_DATA PROVIDED_:
◇ ◇ ◇ ◇ ◇ ◇ ◇
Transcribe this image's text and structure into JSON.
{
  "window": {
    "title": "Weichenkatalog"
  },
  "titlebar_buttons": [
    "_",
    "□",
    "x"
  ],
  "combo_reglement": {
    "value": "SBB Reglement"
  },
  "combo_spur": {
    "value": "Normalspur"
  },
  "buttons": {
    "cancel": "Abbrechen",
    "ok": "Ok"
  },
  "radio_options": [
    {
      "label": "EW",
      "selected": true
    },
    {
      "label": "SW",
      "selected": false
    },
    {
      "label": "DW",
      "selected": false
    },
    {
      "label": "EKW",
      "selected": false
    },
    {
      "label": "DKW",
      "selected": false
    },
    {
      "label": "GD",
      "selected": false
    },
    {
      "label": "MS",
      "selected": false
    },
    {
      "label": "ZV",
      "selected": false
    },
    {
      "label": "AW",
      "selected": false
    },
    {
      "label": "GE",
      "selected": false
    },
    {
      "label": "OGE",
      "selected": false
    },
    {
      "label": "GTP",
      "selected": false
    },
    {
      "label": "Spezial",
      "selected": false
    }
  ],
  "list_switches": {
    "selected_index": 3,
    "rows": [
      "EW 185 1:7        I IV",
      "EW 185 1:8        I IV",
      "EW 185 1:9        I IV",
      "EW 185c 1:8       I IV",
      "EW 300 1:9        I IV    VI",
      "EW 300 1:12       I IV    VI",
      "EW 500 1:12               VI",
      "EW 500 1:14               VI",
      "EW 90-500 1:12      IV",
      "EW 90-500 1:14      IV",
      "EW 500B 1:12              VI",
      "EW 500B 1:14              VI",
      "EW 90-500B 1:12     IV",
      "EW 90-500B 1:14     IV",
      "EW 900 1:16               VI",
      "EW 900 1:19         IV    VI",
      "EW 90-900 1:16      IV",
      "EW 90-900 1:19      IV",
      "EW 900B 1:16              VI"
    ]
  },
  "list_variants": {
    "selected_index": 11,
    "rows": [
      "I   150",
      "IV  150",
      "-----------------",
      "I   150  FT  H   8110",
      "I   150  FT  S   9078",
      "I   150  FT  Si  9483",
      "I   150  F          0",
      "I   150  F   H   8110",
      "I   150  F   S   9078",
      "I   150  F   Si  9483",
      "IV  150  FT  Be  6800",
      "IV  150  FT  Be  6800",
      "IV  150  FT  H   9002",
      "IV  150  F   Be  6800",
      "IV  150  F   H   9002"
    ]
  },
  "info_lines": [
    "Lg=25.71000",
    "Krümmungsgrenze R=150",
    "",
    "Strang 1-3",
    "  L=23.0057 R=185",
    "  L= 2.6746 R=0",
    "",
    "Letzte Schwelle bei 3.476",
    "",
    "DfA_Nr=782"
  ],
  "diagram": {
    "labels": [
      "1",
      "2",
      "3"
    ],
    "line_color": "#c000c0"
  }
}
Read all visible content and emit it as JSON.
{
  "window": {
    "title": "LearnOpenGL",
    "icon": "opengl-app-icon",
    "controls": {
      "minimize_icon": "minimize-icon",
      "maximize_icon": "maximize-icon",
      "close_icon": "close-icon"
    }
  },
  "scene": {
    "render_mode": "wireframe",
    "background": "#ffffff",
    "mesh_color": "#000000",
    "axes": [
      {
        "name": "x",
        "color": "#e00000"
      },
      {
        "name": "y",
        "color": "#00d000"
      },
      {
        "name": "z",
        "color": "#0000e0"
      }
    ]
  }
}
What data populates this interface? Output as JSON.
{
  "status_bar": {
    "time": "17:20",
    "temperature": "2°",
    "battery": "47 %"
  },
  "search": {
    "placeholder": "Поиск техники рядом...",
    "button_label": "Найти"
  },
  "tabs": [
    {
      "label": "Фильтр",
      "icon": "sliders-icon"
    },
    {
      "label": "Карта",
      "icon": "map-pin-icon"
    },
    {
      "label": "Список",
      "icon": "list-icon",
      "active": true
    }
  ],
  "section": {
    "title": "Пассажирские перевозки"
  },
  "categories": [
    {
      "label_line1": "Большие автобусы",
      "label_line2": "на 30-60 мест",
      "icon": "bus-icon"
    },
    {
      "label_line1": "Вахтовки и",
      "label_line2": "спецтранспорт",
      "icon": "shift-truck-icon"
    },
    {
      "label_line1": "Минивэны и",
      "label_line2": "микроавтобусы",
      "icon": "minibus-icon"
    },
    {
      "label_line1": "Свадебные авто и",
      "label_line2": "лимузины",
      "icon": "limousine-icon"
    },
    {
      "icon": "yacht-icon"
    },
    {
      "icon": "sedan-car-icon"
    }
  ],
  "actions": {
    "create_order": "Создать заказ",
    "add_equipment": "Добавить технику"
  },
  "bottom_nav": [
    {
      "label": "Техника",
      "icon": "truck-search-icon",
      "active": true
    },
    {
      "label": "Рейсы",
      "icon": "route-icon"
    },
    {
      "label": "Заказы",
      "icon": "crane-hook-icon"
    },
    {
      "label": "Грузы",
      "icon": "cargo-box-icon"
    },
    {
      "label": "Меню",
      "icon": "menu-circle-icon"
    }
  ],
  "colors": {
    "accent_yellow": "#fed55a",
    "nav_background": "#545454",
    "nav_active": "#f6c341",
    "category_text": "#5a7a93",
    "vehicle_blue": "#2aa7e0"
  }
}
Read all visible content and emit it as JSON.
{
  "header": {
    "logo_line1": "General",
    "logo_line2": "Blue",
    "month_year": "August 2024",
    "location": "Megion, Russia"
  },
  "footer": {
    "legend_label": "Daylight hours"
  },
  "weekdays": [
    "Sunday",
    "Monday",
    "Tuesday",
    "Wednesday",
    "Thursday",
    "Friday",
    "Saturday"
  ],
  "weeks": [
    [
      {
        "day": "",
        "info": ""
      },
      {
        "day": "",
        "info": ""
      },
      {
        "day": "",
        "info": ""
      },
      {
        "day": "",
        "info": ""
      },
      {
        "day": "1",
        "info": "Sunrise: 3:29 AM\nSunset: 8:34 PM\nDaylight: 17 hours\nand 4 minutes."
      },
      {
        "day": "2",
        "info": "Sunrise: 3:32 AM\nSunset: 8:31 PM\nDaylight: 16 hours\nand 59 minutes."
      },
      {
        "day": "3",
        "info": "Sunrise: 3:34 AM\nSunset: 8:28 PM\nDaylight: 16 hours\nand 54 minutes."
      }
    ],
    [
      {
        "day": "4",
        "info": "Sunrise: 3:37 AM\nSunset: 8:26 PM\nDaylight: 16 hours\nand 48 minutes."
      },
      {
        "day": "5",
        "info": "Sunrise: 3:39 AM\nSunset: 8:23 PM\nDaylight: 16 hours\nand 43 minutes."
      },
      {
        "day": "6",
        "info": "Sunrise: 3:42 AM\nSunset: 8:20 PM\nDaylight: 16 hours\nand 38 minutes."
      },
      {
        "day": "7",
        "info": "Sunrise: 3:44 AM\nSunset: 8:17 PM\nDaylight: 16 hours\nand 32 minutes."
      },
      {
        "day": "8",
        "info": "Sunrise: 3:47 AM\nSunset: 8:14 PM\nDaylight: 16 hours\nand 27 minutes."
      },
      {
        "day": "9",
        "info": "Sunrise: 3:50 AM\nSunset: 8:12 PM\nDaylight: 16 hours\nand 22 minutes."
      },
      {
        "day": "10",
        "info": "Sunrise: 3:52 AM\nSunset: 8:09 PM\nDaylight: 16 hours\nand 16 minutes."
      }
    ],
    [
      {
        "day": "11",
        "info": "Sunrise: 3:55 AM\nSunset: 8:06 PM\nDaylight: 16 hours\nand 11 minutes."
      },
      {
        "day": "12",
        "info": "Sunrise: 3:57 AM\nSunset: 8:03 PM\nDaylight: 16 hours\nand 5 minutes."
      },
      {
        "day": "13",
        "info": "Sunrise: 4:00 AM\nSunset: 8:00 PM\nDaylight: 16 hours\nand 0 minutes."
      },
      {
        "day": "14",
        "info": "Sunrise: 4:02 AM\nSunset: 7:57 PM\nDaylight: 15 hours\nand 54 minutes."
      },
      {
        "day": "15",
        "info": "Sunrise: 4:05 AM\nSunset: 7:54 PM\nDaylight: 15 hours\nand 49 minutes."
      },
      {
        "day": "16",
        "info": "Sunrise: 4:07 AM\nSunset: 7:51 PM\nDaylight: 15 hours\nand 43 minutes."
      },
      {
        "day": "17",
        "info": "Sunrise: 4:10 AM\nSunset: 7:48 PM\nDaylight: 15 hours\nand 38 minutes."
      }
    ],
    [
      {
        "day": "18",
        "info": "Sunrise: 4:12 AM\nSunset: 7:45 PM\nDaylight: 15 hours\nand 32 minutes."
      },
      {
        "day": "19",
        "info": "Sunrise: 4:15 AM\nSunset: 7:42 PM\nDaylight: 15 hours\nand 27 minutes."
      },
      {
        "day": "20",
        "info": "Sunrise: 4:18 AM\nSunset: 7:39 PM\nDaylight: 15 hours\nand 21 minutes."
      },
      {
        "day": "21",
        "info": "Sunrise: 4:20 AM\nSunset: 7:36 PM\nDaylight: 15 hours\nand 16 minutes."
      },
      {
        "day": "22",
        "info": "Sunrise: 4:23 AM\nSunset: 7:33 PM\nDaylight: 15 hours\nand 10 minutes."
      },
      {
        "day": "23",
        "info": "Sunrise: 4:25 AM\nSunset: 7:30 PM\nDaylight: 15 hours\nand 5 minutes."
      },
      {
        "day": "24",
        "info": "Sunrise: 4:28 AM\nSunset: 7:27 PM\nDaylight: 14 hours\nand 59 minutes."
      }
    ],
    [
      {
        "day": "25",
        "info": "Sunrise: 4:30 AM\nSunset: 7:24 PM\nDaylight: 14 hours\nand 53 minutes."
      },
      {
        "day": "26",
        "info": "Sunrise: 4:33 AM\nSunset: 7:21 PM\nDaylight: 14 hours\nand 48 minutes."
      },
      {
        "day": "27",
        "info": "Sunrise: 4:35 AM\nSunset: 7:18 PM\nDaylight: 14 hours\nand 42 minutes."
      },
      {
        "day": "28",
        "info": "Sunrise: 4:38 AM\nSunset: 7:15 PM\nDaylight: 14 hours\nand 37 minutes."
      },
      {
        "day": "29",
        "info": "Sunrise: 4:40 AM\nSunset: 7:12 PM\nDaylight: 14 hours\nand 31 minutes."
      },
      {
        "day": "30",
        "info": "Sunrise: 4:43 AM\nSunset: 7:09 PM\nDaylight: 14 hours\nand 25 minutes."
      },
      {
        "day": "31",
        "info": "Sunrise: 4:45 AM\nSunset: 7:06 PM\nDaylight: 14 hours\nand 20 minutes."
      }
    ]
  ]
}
◇ ◇ ◇ ◇ ◇ ◇ ◇
_WHAT TO DO_:
Say how many lines contain the string "truck", giving nothing but the count.

_RESULT BELOW_:
2